-- START OF MATERIAL PROVIDED --

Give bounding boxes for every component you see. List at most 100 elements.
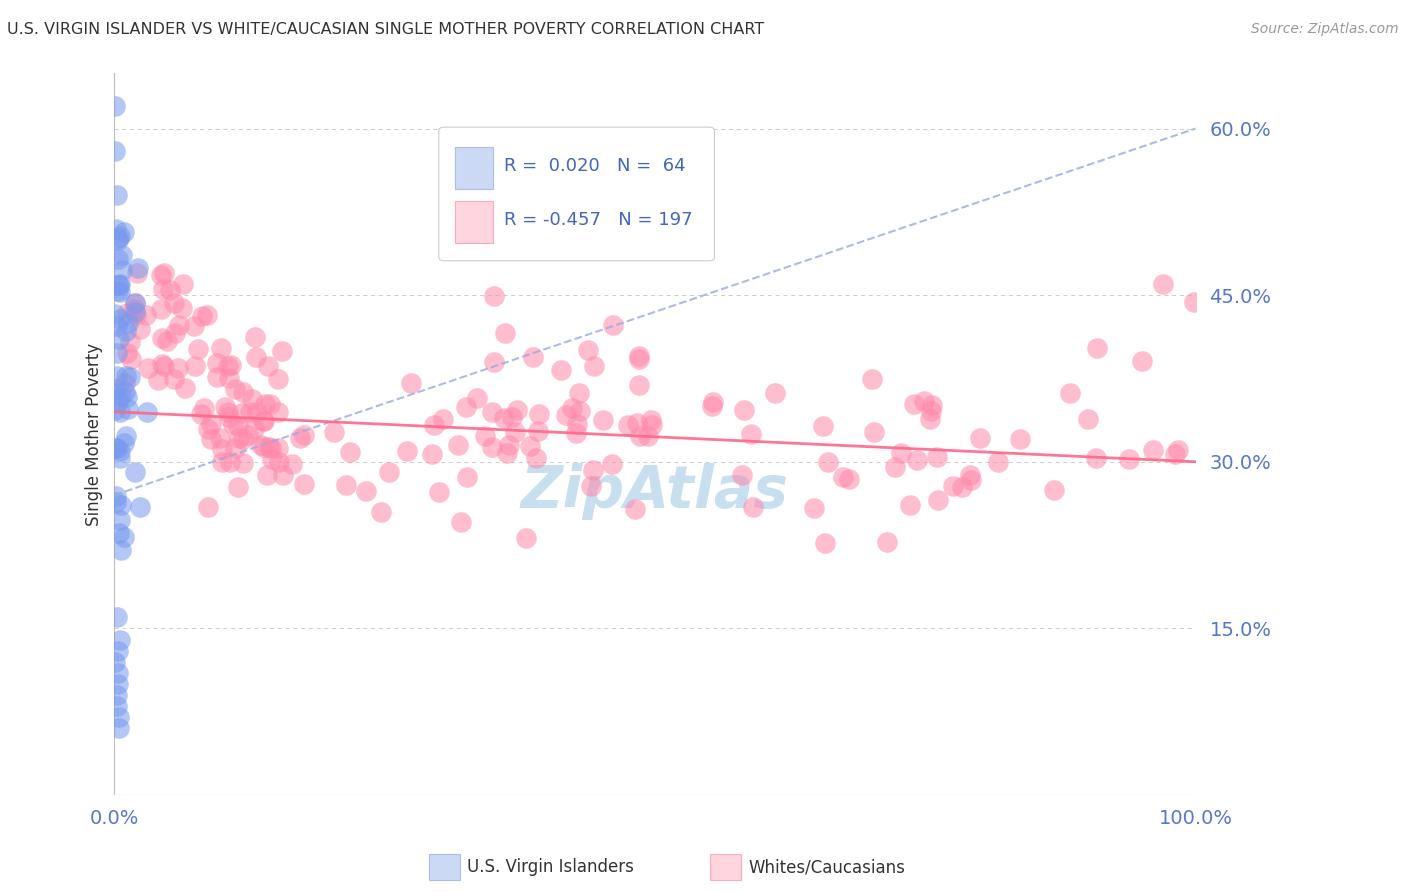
- Point: [163, 326, 186, 340]
- Point: [105, 188, 128, 202]
- Point: [959, 467, 981, 482]
- Point: [110, 311, 132, 326]
- Point: [527, 407, 550, 421]
- Point: [256, 359, 278, 373]
- Point: [104, 386, 127, 401]
- Point: [561, 401, 583, 415]
- Point: [1084, 451, 1107, 466]
- Text: R =  0.020   N =  64: R = 0.020 N = 64: [503, 157, 685, 175]
- Point: [492, 411, 515, 425]
- Point: [267, 455, 290, 469]
- Point: [527, 424, 550, 438]
- Point: [257, 440, 280, 454]
- FancyBboxPatch shape: [439, 128, 714, 260]
- Point: [193, 401, 215, 416]
- Point: [1163, 447, 1185, 461]
- Point: [370, 505, 392, 519]
- Point: [987, 455, 1010, 469]
- Point: [105, 488, 128, 502]
- Point: [112, 435, 135, 450]
- Point: [240, 392, 263, 406]
- Point: [187, 342, 209, 356]
- Point: [243, 330, 266, 344]
- Point: [105, 346, 128, 360]
- Point: [465, 391, 488, 405]
- Point: [226, 419, 249, 434]
- Point: [105, 688, 128, 702]
- Point: [183, 318, 205, 333]
- Point: [217, 405, 239, 419]
- Point: [107, 285, 129, 299]
- Point: [209, 431, 232, 445]
- Point: [115, 324, 138, 338]
- Point: [260, 441, 283, 455]
- Point: [107, 722, 129, 736]
- Point: [942, 479, 965, 493]
- Point: [1059, 386, 1081, 401]
- Point: [228, 431, 250, 445]
- Point: [481, 440, 503, 454]
- Point: [104, 99, 127, 113]
- Point: [124, 308, 146, 322]
- Point: [115, 429, 138, 443]
- Point: [129, 322, 152, 336]
- Point: [124, 465, 146, 479]
- Point: [219, 358, 242, 372]
- Point: [124, 296, 146, 310]
- Point: [219, 455, 242, 469]
- Point: [197, 500, 219, 514]
- Point: [112, 225, 135, 239]
- Point: [105, 494, 128, 508]
- Point: [183, 359, 205, 373]
- Point: [170, 301, 193, 315]
- Point: [814, 535, 837, 549]
- Point: [482, 289, 505, 303]
- Point: [950, 480, 973, 494]
- Point: [579, 479, 602, 493]
- Point: [838, 472, 860, 486]
- Point: [163, 372, 186, 386]
- Point: [114, 369, 136, 384]
- Point: [209, 342, 232, 356]
- Point: [354, 483, 377, 498]
- Point: [115, 390, 138, 404]
- Point: [107, 665, 129, 680]
- Point: [898, 498, 921, 512]
- Point: [197, 422, 219, 436]
- Point: [118, 335, 141, 350]
- Point: [423, 417, 446, 432]
- Point: [811, 418, 834, 433]
- Point: [127, 260, 149, 275]
- Point: [420, 447, 443, 461]
- Point: [107, 230, 129, 244]
- Point: [266, 372, 288, 386]
- Point: [565, 417, 588, 431]
- Point: [224, 442, 246, 456]
- Point: [211, 455, 233, 469]
- Point: [117, 316, 139, 330]
- Point: [554, 408, 576, 422]
- Point: [582, 463, 605, 477]
- Point: [150, 268, 173, 283]
- Point: [246, 405, 269, 419]
- Point: [152, 281, 174, 295]
- Point: [129, 500, 152, 514]
- Point: [501, 409, 523, 424]
- Text: R = -0.457   N = 197: R = -0.457 N = 197: [503, 211, 692, 229]
- Point: [503, 425, 526, 439]
- Y-axis label: Single Mother Poverty: Single Mother Poverty: [86, 343, 103, 525]
- Point: [120, 352, 142, 367]
- Point: [107, 233, 129, 247]
- Point: [200, 417, 222, 431]
- Point: [626, 416, 648, 430]
- Point: [432, 412, 454, 426]
- Point: [110, 498, 132, 512]
- Point: [107, 525, 129, 540]
- Point: [522, 350, 544, 364]
- Point: [803, 501, 825, 516]
- Point: [172, 277, 194, 291]
- Point: [105, 699, 128, 714]
- Point: [108, 451, 131, 466]
- Point: [120, 369, 142, 384]
- Point: [602, 457, 624, 471]
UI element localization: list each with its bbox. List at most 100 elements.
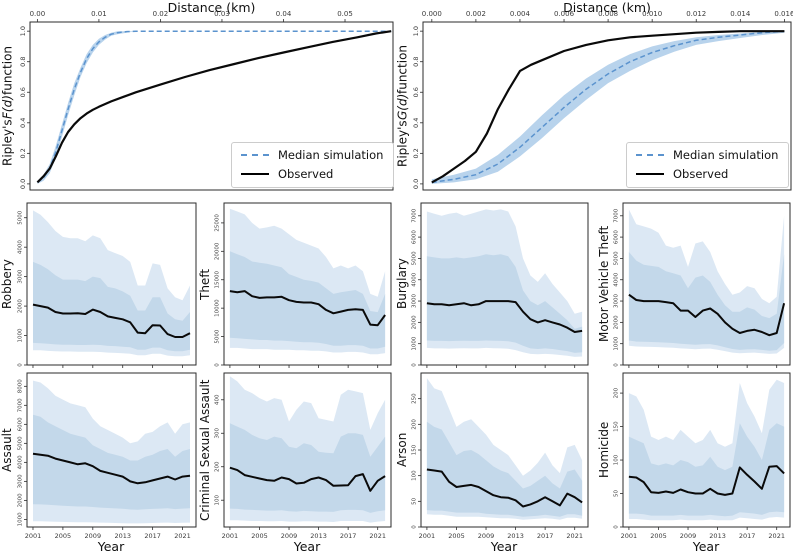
x-tick-label: 0.004: [510, 10, 531, 18]
arson-inner-band: [426, 421, 583, 517]
year-tick-label: 2021: [174, 532, 191, 540]
legend-entry-median: Median simulation: [636, 148, 778, 162]
legend-label-median: Median simulation: [673, 148, 779, 162]
year-tick-label: 2001: [222, 532, 239, 540]
legend-entry-observed: Observed: [241, 167, 383, 181]
y-tick-label: 7000: [18, 398, 24, 412]
year-tick-label: 2021: [566, 532, 583, 540]
legend-label-observed: Observed: [673, 167, 729, 181]
y-tick-label: 1000: [614, 336, 620, 350]
year-tick-label: 2021: [369, 532, 386, 540]
panel-ylabel-homicide: Homicide: [597, 421, 611, 479]
panel-ylabel-burglary: Burglary: [395, 258, 409, 310]
y-tick-label: 250: [412, 393, 418, 404]
y-tick-label: 7000: [412, 208, 418, 222]
legend-label-observed: Observed: [278, 167, 334, 181]
x-tick-label: 0.006: [554, 10, 575, 18]
y-tick-label: 5000: [412, 251, 418, 265]
plot-border: [622, 372, 791, 528]
x-tick-label: 0.03: [214, 10, 230, 18]
y-tick-label: 4000: [412, 272, 418, 286]
year-tick-label: 2021: [768, 532, 785, 540]
year-tick-label: 2017: [340, 532, 357, 540]
y-tick-label: 0: [215, 363, 221, 367]
y-tick-label: 2000: [412, 315, 418, 329]
x-tick-label: 0.04: [276, 10, 292, 18]
f-ylabel-pre: Ripley's: [0, 119, 15, 166]
legend-label-median: Median simulation: [278, 148, 384, 162]
y-tick-label: 4000: [614, 272, 620, 286]
plot-border: [223, 372, 392, 528]
median-line-sample: [241, 154, 269, 156]
y-tick-label: 150: [614, 421, 620, 432]
g-plot-x-axis-title: Distance (km): [563, 0, 651, 15]
y-tick-label: 0: [614, 525, 620, 529]
median-line-sample: [636, 154, 664, 156]
y-tick-label: 0: [614, 363, 620, 367]
robbery-inner-band: [33, 261, 190, 352]
y-tick-label: 0.2: [412, 148, 420, 158]
x-tick-label: 0.008: [598, 10, 618, 18]
ripleys-g-median-line: [431, 30, 785, 184]
y-tick-label: 0: [412, 525, 418, 529]
y-tick-label: 20000: [215, 242, 221, 260]
burglary-observed-line: [426, 300, 583, 333]
y-tick-label: 6000: [412, 230, 418, 244]
y-tick-label: 150: [412, 444, 418, 455]
year-tick-label: 2001: [25, 532, 42, 540]
g-plot-legend: Median simulation Observed: [626, 142, 790, 188]
plot-border: [26, 202, 197, 366]
x-tick-label: 0.00: [30, 10, 46, 18]
y-tick-label: 3000: [18, 269, 24, 283]
x-tick-label: 0.014: [730, 10, 751, 18]
ripleys-g-observed-line: [431, 30, 785, 184]
f-plot-legend: Median simulation Observed: [231, 142, 395, 188]
y-tick-label: 300: [215, 428, 221, 439]
burglary-inner-band: [426, 254, 583, 353]
criminal-sexual-assault-inner-band: [229, 423, 386, 513]
f-plot-x-axis-title: Distance (km): [167, 0, 256, 15]
year-tick-label: 2013: [507, 532, 524, 540]
g-ylabel-func: G(d): [395, 94, 410, 121]
panel-ylabel-theft: Theft: [198, 268, 212, 300]
y-tick-label: 1000: [412, 336, 418, 350]
x-tick-label: 0.000: [422, 10, 442, 18]
y-tick-label: 100: [614, 454, 620, 465]
y-tick-label: 1000: [18, 328, 24, 342]
year-tick-label: 2017: [144, 532, 161, 540]
year-tick-label: 2009: [281, 532, 298, 540]
plot-border: [420, 202, 589, 366]
y-tick-label: 3000: [18, 474, 24, 488]
x-tick-label: 0.05: [337, 10, 353, 18]
x-axis-label-year-col4: Year: [692, 539, 720, 554]
y-tick-label: 1.0: [19, 26, 27, 36]
y-tick-label: 5000: [18, 436, 24, 450]
year-tick-label: 2005: [448, 532, 465, 540]
panel-ylabel-motor-vehicle-theft: Motor Vehicle Theft: [597, 225, 611, 343]
homicide-observed-line: [628, 465, 785, 496]
y-tick-label: 5000: [215, 329, 221, 343]
robbery-observed-line: [32, 303, 191, 338]
y-tick-label: 6000: [18, 417, 24, 431]
ripleys-f-observed-line: [36, 30, 392, 184]
x-tick-label: 0.01: [91, 10, 107, 18]
x-axis-label-year-col2: Year: [293, 539, 321, 554]
y-tick-label: 8000: [18, 379, 24, 393]
y-tick-label: 200: [614, 387, 620, 398]
x-axis-label-year-col3: Year: [490, 539, 518, 554]
plot-border: [29, 21, 394, 191]
y-tick-label: 0.8: [412, 57, 420, 67]
year-tick-label: 2013: [709, 532, 726, 540]
y-tick-label: 0.2: [19, 148, 27, 158]
x-tick-label: 0.012: [686, 10, 706, 18]
y-tick-label: 7000: [614, 208, 620, 222]
x-tick-label: 0.02: [153, 10, 169, 18]
legend-entry-median: Median simulation: [241, 148, 383, 162]
y-tick-label: 4000: [18, 455, 24, 469]
plot-border: [422, 21, 792, 191]
year-tick-label: 2005: [251, 532, 268, 540]
year-tick-label: 2013: [310, 532, 327, 540]
year-tick-label: 2009: [85, 532, 102, 540]
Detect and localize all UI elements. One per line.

-- END OF MATERIAL PROVIDED --

WRITTEN REQUEST:
Please report every line of the entries above that contains the word "List".

COMPLETED EXERCISE:
Give bounding boxes for every component you see. List at most 100 elements.
UI element localization: list each with its bbox. List at most 100 elements.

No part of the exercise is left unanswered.